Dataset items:

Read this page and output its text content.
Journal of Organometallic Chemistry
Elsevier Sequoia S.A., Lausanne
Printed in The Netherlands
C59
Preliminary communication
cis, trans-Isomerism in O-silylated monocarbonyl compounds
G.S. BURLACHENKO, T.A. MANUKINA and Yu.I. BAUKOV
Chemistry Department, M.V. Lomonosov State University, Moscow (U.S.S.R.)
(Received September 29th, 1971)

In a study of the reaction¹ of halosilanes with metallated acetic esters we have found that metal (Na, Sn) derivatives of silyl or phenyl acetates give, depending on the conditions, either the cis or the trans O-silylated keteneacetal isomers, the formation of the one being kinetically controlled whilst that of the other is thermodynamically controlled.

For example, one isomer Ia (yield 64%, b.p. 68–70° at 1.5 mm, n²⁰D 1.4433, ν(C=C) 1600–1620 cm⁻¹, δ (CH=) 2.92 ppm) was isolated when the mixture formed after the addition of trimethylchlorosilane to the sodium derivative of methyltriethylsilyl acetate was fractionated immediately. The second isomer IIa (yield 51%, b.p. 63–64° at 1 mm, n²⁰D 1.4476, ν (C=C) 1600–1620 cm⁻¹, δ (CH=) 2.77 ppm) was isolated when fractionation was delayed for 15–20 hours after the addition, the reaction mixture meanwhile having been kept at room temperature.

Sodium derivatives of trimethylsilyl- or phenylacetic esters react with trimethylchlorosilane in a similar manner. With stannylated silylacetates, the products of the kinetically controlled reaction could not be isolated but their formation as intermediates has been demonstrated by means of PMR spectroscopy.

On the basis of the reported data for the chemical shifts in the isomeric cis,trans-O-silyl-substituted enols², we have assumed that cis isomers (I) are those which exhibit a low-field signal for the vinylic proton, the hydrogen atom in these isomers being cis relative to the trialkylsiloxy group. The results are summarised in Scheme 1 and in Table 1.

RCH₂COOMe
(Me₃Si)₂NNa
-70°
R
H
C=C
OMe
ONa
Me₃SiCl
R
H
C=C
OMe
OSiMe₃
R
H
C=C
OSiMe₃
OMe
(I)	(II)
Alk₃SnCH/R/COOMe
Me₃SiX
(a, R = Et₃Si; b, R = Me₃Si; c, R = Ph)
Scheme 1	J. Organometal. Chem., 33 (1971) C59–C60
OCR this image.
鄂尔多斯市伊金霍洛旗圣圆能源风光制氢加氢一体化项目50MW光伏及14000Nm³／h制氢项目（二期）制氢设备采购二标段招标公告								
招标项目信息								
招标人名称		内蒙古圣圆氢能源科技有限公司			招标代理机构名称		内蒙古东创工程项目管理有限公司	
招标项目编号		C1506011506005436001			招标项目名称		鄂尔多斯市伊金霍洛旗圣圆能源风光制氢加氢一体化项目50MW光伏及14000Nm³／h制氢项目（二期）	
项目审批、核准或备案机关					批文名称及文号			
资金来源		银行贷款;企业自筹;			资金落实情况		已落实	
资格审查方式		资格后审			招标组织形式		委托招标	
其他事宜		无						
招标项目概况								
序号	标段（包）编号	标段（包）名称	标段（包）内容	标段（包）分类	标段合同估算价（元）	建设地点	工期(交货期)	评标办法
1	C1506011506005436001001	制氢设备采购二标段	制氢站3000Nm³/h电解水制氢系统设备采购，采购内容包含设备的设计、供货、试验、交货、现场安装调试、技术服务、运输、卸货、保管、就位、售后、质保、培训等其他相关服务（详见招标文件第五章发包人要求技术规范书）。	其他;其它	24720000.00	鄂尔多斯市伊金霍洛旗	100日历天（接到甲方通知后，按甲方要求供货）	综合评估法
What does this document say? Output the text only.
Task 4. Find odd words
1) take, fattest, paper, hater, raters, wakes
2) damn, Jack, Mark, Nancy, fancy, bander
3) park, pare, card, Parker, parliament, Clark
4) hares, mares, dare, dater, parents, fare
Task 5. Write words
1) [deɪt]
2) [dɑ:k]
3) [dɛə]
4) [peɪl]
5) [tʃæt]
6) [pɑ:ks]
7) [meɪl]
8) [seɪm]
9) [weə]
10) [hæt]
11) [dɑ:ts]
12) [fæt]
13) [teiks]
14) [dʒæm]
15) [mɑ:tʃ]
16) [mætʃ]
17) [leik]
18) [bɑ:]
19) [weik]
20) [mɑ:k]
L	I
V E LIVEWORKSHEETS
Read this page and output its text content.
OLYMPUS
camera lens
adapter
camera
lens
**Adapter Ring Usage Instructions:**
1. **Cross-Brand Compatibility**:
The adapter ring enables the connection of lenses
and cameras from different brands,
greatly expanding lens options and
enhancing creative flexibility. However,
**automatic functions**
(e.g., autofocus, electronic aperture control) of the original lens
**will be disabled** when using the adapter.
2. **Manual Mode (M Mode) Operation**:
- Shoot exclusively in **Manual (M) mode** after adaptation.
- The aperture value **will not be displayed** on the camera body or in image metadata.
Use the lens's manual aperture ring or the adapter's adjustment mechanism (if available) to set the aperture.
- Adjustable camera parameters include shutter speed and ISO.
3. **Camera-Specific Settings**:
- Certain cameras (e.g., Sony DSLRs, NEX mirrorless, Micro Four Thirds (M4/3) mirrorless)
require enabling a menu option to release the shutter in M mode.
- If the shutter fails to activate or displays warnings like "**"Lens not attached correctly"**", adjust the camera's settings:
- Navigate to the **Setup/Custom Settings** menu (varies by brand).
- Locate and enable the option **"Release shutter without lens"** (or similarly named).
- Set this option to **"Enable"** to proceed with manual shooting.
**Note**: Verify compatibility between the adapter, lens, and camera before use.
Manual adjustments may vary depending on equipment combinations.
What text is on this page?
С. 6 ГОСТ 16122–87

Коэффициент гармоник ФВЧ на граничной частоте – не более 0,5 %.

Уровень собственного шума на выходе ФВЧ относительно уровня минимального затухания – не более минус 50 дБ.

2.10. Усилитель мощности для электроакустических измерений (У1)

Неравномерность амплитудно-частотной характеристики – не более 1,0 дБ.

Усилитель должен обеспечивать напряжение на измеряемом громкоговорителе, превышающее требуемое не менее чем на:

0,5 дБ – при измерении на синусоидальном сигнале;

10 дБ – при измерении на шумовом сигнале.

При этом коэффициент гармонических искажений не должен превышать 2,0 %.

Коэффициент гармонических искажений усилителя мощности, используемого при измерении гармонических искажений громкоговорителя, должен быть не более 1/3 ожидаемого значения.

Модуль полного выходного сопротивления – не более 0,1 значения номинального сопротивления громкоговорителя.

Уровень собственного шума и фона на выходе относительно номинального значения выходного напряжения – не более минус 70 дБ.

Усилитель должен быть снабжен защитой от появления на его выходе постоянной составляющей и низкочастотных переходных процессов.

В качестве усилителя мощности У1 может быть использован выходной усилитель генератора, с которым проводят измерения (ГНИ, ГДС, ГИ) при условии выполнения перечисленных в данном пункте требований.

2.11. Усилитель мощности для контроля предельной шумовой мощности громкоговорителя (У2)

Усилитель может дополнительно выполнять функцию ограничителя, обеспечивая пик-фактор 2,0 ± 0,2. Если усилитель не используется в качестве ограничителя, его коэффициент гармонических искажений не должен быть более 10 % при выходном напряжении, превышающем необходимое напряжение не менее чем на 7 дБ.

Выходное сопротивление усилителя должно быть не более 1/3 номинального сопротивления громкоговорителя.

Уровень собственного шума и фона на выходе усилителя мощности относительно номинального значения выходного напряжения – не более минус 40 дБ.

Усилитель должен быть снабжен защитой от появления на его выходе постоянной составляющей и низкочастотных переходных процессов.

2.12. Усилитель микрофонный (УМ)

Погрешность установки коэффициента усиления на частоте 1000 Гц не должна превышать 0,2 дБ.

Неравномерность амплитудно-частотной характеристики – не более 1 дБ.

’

§ Given exercise: From the listing above, extract every line exactly as it stands.

§ Response to the task:
Read this page and output its text content.
Journal of Organometallic Chemistry
Elsevier Sequoia S.A., Lausanne
Printed in The Netherlands
C59
Preliminary communication
cis, trans-Isomerism in O-silylated monocarbonyl compounds
G.S. BURLACHENKO, T.A. MANUKINA and Yu.I. BAUKOV
Chemistry Department, M.V. Lomonosov State University, Moscow (U.S.S.R.)
(Received September 29th, 1971)

In a study of the reaction¹ of halosilanes with metallated acetic esters we have found that metal (Na, Sn) derivatives of silyl or phenyl acetates give, depending on the conditions, either the cis or the trans O-silylated keteneacetal isomers, the formation of the one being kinetically controlled whilst that of the other is thermodynamically controlled.

For example, one isomer Ia (yield 64%, b.p. 68–70° at 1.5 mm, n²⁰D 1.4433, ν(C=C) 1600–1620 cm⁻¹, δ (CH=) 2.92 ppm) was isolated when the mixture formed after the addition of trimethylchlorosilane to the sodium derivative of methyltriethylsilyl acetate was fractionated immediately. The second isomer IIa (yield 51%, b.p. 63–64° at 1 mm, n²⁰D 1.4476, ν (C=C) 1600–1620 cm⁻¹, δ (CH=) 2.77 ppm) was isolated when fractionation was delayed for 15–20 hours after the addition, the reaction mixture meanwhile having been kept at room temperature.

Sodium derivatives of trimethylsilyl- or phenylacetic esters react with trimethylchlorosilane in a similar manner. With stannylated silylacetates, the products of the kinetically controlled reaction could not be isolated but their formation as intermediates has been demonstrated by means of PMR spectroscopy.

On the basis of the reported data for the chemical shifts in the isomeric cis,trans-O-silyl-substituted enols², we have assumed that cis isomers (I) are those which exhibit a low-field signal for the vinylic proton, the hydrogen atom in these isomers being cis relative to the trialkylsiloxy group. The results are summarised in Scheme 1 and in Table 1.

RCH₂COOMe
(Me₃Si)₂NNa
-70°
R
H
C=C
OMe
ONa
Me₃SiCl
R
H
C=C
OMe
OSiMe₃
R
H
C=C
OSiMe₃
OMe
(I)	(II)
Alk₃SnCH/R/COOMe
Me₃SiX
(a, R = Et₃Si; b, R = Me₃Si; c, R = Ph)
Scheme 1	J. Organometal. Chem., 33 (1971) C59–C60
OCR this image.
鄂尔多斯市伊金霍洛旗圣圆能源风光制氢加氢一体化项目50MW光伏及14000Nm³／h制氢项目（二期）制氢设备采购二标段招标公告								
招标项目信息								
招标人名称		内蒙古圣圆氢能源科技有限公司			招标代理机构名称		内蒙古东创工程项目管理有限公司	
招标项目编号		C1506011506005436001			招标项目名称		鄂尔多斯市伊金霍洛旗圣圆能源风光制氢加氢一体化项目50MW光伏及14000Nm³／h制氢项目（二期）	
项目审批、核准或备案机关					批文名称及文号			
资金来源		银行贷款;企业自筹;			资金落实情况		已落实	
资格审查方式		资格后审			招标组织形式		委托招标	
其他事宜		无						
招标项目概况								
序号	标段（包）编号	标段（包）名称	标段（包）内容	标段（包）分类	标段合同估算价（元）	建设地点	工期(交货期)	评标办法
1	C1506011506005436001001	制氢设备采购二标段	制氢站3000Nm³/h电解水制氢系统设备采购，采购内容包含设备的设计、供货、试验、交货、现场安装调试、技术服务、运输、卸货、保管、就位、售后、质保、培训等其他相关服务（详见招标文件第五章发包人要求技术规范书）。	其他;其它	24720000.00	鄂尔多斯市伊金霍洛旗	100日历天（接到甲方通知后，按甲方要求供货）	综合评估法
What does this document say? Output the text only.
Task 4. Find odd words
1) take, fattest, paper, hater, raters, wakes
2) damn, Jack, Mark, Nancy, fancy, bander
3) park, pare, card, Parker, parliament, Clark
4) hares, mares, dare, dater, parents, fare
Task 5. Write words
1) [deɪt]
2) [dɑ:k]
3) [dɛə]
4) [peɪl]
5) [tʃæt]
6) [pɑ:ks]
7) [meɪl]
8) [seɪm]
9) [weə]
10) [hæt]
11) [dɑ:ts]
12) [fæt]
13) [teiks]
14) [dʒæm]
15) [mɑ:tʃ]
16) [mætʃ]
17) [leik]
18) [bɑ:]
19) [weik]
20) [mɑ:k]
L	I
V E LIVEWORKSHEETS
Read this page and output its text content.
OLYMPUS
camera lens
adapter
camera
lens
**Adapter Ring Usage Instructions:**
1. **Cross-Brand Compatibility**:
The adapter ring enables the connection of lenses
and cameras from different brands,
greatly expanding lens options and
enhancing creative flexibility. However,
**automatic functions**
(e.g., autofocus, electronic aperture control) of the original lens
**will be disabled** when using the adapter.
2. **Manual Mode (M Mode) Operation**:
- Shoot exclusively in **Manual (M) mode** after adaptation.
- The aperture value **will not be displayed** on the camera body or in image metadata.
Use the lens's manual aperture ring or the adapter's adjustment mechanism (if available) to set the aperture.
- Adjustable camera parameters include shutter speed and ISO.
3. **Camera-Specific Settings**:
- Certain cameras (e.g., Sony DSLRs, NEX mirrorless, Micro Four Thirds (M4/3) mirrorless)
require enabling a menu option to release the shutter in M mode.
- If the shutter fails to activate or displays warnings like "**"Lens not attached correctly"**", adjust the camera's settings:
- Navigate to the **Setup/Custom Settings** menu (varies by brand).
- Locate and enable the option **"Release shutter without lens"** (or similarly named).
- Set this option to **"Enable"** to proceed with manual shooting.
**Note**: Verify compatibility between the adapter, lens, and camera before use.
Manual adjustments may vary depending on equipment combinations.
What text is on this page?
С. 6 ГОСТ 16122–87

Коэффициент гармоник ФВЧ на граничной частоте – не более 0,5 %.

Уровень собственного шума на выходе ФВЧ относительно уровня минимального затухания – не более минус 50 дБ.

2.10. Усилитель мощности для электроакустических измерений (У1)

Неравномерность амплитудно-частотной характеристики – не более 1,0 дБ.

Усилитель должен обеспечивать напряжение на измеряемом громкоговорителе, превышающее требуемое не менее чем на:

0,5 дБ – при измерении на синусоидальном сигнале;

10 дБ – при измерении на шумовом сигнале.

При этом коэффициент гармонических искажений не должен превышать 2,0 %.

Коэффициент гармонических искажений усилителя мощности, используемого при измерении гармонических искажений громкоговорителя, должен быть не более 1/3 ожидаемого значения.

Модуль полного выходного сопротивления – не более 0,1 значения номинального сопротивления громкоговорителя.

Уровень собственного шума и фона на выходе относительно номинального значения выходного напряжения – не более минус 70 дБ.

Усилитель должен быть снабжен защитой от появления на его выходе постоянной составляющей и низкочастотных переходных процессов.

В качестве усилителя мощности У1 может быть использован выходной усилитель генератора, с которым проводят измерения (ГНИ, ГДС, ГИ) при условии выполнения перечисленных в данном пункте требований.

2.11. Усилитель мощности для контроля предельной шумовой мощности громкоговорителя (У2)

Усилитель может дополнительно выполнять функцию ограничителя, обеспечивая пик-фактор 2,0 ± 0,2. Если усилитель не используется в качестве ограничителя, его коэффициент гармонических искажений не должен быть более 10 % при выходном напряжении, превышающем необходимое напряжение не менее чем на 7 дБ.

Выходное сопротивление усилителя должно быть не более 1/3 номинального сопротивления громкоговорителя.

Уровень собственного шума и фона на выходе усилителя мощности относительно номинального значения выходного напряжения – не более минус 40 дБ.

Усилитель должен быть снабжен защитой от появления на его выходе постоянной составляющей и низкочастотных переходных процессов.

2.12. Усилитель микрофонный (УМ)

Погрешность установки коэффициента усиления на частоте 1000 Гц не должна превышать 0,2 дБ.

Неравномерность амплитудно-частотной характеристики – не более 1 дБ.

’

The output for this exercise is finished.